> _REQUIRED TASK_
What follows is a set of records, each of which is to be written out exactly.

> _GIVEN INFORMATION_

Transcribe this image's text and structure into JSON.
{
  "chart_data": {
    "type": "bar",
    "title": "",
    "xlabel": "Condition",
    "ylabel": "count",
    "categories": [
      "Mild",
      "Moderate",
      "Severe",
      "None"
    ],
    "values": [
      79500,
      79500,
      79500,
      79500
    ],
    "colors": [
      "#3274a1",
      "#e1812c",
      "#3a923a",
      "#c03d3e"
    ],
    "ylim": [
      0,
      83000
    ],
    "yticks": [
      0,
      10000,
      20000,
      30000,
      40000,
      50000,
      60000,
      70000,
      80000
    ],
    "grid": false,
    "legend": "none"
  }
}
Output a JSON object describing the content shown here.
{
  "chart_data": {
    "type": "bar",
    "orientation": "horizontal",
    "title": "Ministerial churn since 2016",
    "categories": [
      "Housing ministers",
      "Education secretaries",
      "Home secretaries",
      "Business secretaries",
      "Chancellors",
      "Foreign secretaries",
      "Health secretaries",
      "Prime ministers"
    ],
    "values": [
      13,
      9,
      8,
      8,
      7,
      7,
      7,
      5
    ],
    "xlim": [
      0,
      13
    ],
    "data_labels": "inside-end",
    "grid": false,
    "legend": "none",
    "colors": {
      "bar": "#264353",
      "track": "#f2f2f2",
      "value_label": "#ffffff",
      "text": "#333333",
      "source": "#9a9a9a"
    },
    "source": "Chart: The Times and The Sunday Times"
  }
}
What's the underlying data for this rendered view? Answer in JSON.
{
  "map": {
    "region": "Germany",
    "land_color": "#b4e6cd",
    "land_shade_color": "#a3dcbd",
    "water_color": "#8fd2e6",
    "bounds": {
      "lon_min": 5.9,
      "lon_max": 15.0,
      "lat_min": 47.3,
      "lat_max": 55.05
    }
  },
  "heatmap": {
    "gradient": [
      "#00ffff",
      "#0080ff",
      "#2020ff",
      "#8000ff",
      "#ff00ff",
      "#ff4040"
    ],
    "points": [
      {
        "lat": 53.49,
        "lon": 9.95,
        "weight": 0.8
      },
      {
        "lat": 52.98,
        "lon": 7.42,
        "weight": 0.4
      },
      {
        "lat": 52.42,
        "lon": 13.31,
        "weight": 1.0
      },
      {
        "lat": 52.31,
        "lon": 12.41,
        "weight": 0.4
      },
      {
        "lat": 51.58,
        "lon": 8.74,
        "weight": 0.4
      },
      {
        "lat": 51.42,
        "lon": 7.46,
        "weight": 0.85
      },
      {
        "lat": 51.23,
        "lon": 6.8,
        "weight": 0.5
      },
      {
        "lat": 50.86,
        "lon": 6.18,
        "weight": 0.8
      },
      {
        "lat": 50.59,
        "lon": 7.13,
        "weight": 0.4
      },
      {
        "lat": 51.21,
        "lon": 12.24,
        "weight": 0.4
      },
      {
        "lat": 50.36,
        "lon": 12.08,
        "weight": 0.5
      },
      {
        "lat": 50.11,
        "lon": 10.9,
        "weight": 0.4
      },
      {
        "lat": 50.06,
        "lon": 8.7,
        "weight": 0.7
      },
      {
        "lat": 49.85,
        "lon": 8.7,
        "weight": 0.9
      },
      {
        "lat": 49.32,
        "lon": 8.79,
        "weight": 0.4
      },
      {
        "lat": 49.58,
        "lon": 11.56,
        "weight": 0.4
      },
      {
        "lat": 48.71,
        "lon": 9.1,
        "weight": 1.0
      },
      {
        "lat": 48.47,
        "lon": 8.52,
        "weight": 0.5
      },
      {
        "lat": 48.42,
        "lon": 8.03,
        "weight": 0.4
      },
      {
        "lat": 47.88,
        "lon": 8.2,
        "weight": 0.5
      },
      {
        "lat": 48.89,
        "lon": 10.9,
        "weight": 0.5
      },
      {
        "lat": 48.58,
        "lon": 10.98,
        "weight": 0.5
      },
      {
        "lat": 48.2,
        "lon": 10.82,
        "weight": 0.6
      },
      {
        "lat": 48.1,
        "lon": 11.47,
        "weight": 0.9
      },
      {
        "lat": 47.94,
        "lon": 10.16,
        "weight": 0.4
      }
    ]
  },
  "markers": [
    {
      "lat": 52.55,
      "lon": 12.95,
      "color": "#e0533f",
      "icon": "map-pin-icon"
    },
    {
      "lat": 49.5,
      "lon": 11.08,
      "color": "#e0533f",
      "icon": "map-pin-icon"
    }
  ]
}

> _REPLY TO THE EXERCISE_
Transcribe this image's text and structure into JSON.
{
  "chart_data": {
    "type": "bar",
    "title": "",
    "xlabel": "Condition",
    "ylabel": "count",
    "categories": [
      "Mild",
      "Moderate",
      "Severe",
      "None"
    ],
    "values": [
      79500,
      79500,
      79500,
      79500
    ],
    "colors": [
      "#3274a1",
      "#e1812c",
      "#3a923a",
      "#c03d3e"
    ],
    "ylim": [
      0,
      83000
    ],
    "yticks": [
      0,
      10000,
      20000,
      30000,
      40000,
      50000,
      60000,
      70000,
      80000
    ],
    "grid": false,
    "legend": "none"
  }
}
Output a JSON object describing the content shown here.
{
  "chart_data": {
    "type": "bar",
    "orientation": "horizontal",
    "title": "Ministerial churn since 2016",
    "categories": [
      "Housing ministers",
      "Education secretaries",
      "Home secretaries",
      "Business secretaries",
      "Chancellors",
      "Foreign secretaries",
      "Health secretaries",
      "Prime ministers"
    ],
    "values": [
      13,
      9,
      8,
      8,
      7,
      7,
      7,
      5
    ],
    "xlim": [
      0,
      13
    ],
    "data_labels": "inside-end",
    "grid": false,
    "legend": "none",
    "colors": {
      "bar": "#264353",
      "track": "#f2f2f2",
      "value_label": "#ffffff",
      "text": "#333333",
      "source": "#9a9a9a"
    },
    "source": "Chart: The Times and The Sunday Times"
  }
}
What's the underlying data for this rendered view? Answer in JSON.
{
  "map": {
    "region": "Germany",
    "land_color": "#b4e6cd",
    "land_shade_color": "#a3dcbd",
    "water_color": "#8fd2e6",
    "bounds": {
      "lon_min": 5.9,
      "lon_max": 15.0,
      "lat_min": 47.3,
      "lat_max": 55.05
    }
  },
  "heatmap": {
    "gradient": [
      "#00ffff",
      "#0080ff",
      "#2020ff",
      "#8000ff",
      "#ff00ff",
      "#ff4040"
    ],
    "points": [
      {
        "lat": 53.49,
        "lon": 9.95,
        "weight": 0.8
      },
      {
        "lat": 52.98,
        "lon": 7.42,
        "weight": 0.4
      },
      {
        "lat": 52.42,
        "lon": 13.31,
        "weight": 1.0
      },
      {
        "lat": 52.31,
        "lon": 12.41,
        "weight": 0.4
      },
      {
        "lat": 51.58,
        "lon": 8.74,
        "weight": 0.4
      },
      {
        "lat": 51.42,
        "lon": 7.46,
        "weight": 0.85
      },
      {
        "lat": 51.23,
        "lon": 6.8,
        "weight": 0.5
      },
      {
        "lat": 50.86,
        "lon": 6.18,
        "weight": 0.8
      },
      {
        "lat": 50.59,
        "lon": 7.13,
        "weight": 0.4
      },
      {
        "lat": 51.21,
        "lon": 12.24,
        "weight": 0.4
      },
      {
        "lat": 50.36,
        "lon": 12.08,
        "weight": 0.5
      },
      {
        "lat": 50.11,
        "lon": 10.9,
        "weight": 0.4
      },
      {
        "lat": 50.06,
        "lon": 8.7,
        "weight": 0.7
      },
      {
        "lat": 49.85,
        "lon": 8.7,
        "weight": 0.9
      },
      {
        "lat": 49.32,
        "lon": 8.79,
        "weight": 0.4
      },
      {
        "lat": 49.58,
        "lon": 11.56,
        "weight": 0.4
      },
      {
        "lat": 48.71,
        "lon": 9.1,
        "weight": 1.0
      },
      {
        "lat": 48.47,
        "lon": 8.52,
        "weight": 0.5
      },
      {
        "lat": 48.42,
        "lon": 8.03,
        "weight": 0.4
      },
      {
        "lat": 47.88,
        "lon": 8.2,
        "weight": 0.5
      },
      {
        "lat": 48.89,
        "lon": 10.9,
        "weight": 0.5
      },
      {
        "lat": 48.58,
        "lon": 10.98,
        "weight": 0.5
      },
      {
        "lat": 48.2,
        "lon": 10.82,
        "weight": 0.6
      },
      {
        "lat": 48.1,
        "lon": 11.47,
        "weight": 0.9
      },
      {
        "lat": 47.94,
        "lon": 10.16,
        "weight": 0.4
      }
    ]
  },
  "markers": [
    {
      "lat": 52.55,
      "lon": 12.95,
      "color": "#e0533f",
      "icon": "map-pin-icon"
    },
    {
      "lat": 49.5,
      "lon": 11.08,
      "color": "#e0533f",
      "icon": "map-pin-icon"
    }
  ]
}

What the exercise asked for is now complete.